Source records
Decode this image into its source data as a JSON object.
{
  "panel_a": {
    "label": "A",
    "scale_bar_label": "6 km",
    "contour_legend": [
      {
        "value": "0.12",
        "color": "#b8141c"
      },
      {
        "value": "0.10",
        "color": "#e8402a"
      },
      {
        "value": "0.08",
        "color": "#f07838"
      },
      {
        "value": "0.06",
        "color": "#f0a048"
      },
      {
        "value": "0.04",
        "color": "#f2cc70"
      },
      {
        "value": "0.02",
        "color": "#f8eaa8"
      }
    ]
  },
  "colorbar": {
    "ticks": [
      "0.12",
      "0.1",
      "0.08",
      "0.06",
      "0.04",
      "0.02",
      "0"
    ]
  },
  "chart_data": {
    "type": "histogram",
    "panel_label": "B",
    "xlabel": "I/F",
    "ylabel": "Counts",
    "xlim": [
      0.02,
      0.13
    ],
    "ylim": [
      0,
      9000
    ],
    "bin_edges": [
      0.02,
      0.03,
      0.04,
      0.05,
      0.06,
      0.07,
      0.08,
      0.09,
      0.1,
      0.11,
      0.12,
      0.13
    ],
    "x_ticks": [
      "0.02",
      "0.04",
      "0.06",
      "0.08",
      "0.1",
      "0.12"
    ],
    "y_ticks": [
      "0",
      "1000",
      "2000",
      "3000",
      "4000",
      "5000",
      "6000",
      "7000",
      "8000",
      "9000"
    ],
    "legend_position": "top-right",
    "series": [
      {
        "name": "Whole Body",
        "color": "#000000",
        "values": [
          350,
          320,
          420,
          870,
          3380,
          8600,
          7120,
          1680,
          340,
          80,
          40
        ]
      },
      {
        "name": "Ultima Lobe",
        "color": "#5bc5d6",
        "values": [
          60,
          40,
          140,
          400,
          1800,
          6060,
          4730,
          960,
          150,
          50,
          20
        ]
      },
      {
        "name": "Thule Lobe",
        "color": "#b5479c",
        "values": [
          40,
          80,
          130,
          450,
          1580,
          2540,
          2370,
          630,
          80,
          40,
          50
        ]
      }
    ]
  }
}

= PROBLEM STATEMENT =
Write out every line of the records exactly.

= PROBLEM SOLUTION =
Decode this image into its source data as a JSON object.
{
  "panel_a": {
    "label": "A",
    "scale_bar_label": "6 km",
    "contour_legend": [
      {
        "value": "0.12",
        "color": "#b8141c"
      },
      {
        "value": "0.10",
        "color": "#e8402a"
      },
      {
        "value": "0.08",
        "color": "#f07838"
      },
      {
        "value": "0.06",
        "color": "#f0a048"
      },
      {
        "value": "0.04",
        "color": "#f2cc70"
      },
      {
        "value": "0.02",
        "color": "#f8eaa8"
      }
    ]
  },
  "colorbar": {
    "ticks": [
      "0.12",
      "0.1",
      "0.08",
      "0.06",
      "0.04",
      "0.02",
      "0"
    ]
  },
  "chart_data": {
    "type": "histogram",
    "panel_label": "B",
    "xlabel": "I/F",
    "ylabel": "Counts",
    "xlim": [
      0.02,
      0.13
    ],
    "ylim": [
      0,
      9000
    ],
    "bin_edges": [
      0.02,
      0.03,
      0.04,
      0.05,
      0.06,
      0.07,
      0.08,
      0.09,
      0.1,
      0.11,
      0.12,
      0.13
    ],
    "x_ticks": [
      "0.02",
      "0.04",
      "0.06",
      "0.08",
      "0.1",
      "0.12"
    ],
    "y_ticks": [
      "0",
      "1000",
      "2000",
      "3000",
      "4000",
      "5000",
      "6000",
      "7000",
      "8000",
      "9000"
    ],
    "legend_position": "top-right",
    "series": [
      {
        "name": "Whole Body",
        "color": "#000000",
        "values": [
          350,
          320,
          420,
          870,
          3380,
          8600,
          7120,
          1680,
          340,
          80,
          40
        ]
      },
      {
        "name": "Ultima Lobe",
        "color": "#5bc5d6",
        "values": [
          60,
          40,
          140,
          400,
          1800,
          6060,
          4730,
          960,
          150,
          50,
          20
        ]
      },
      {
        "name": "Thule Lobe",
        "color": "#b5479c",
        "values": [
          40,
          80,
          130,
          450,
          1580,
          2540,
          2370,
          630,
          80,
          40,
          50
        ]
      }
    ]
  }
}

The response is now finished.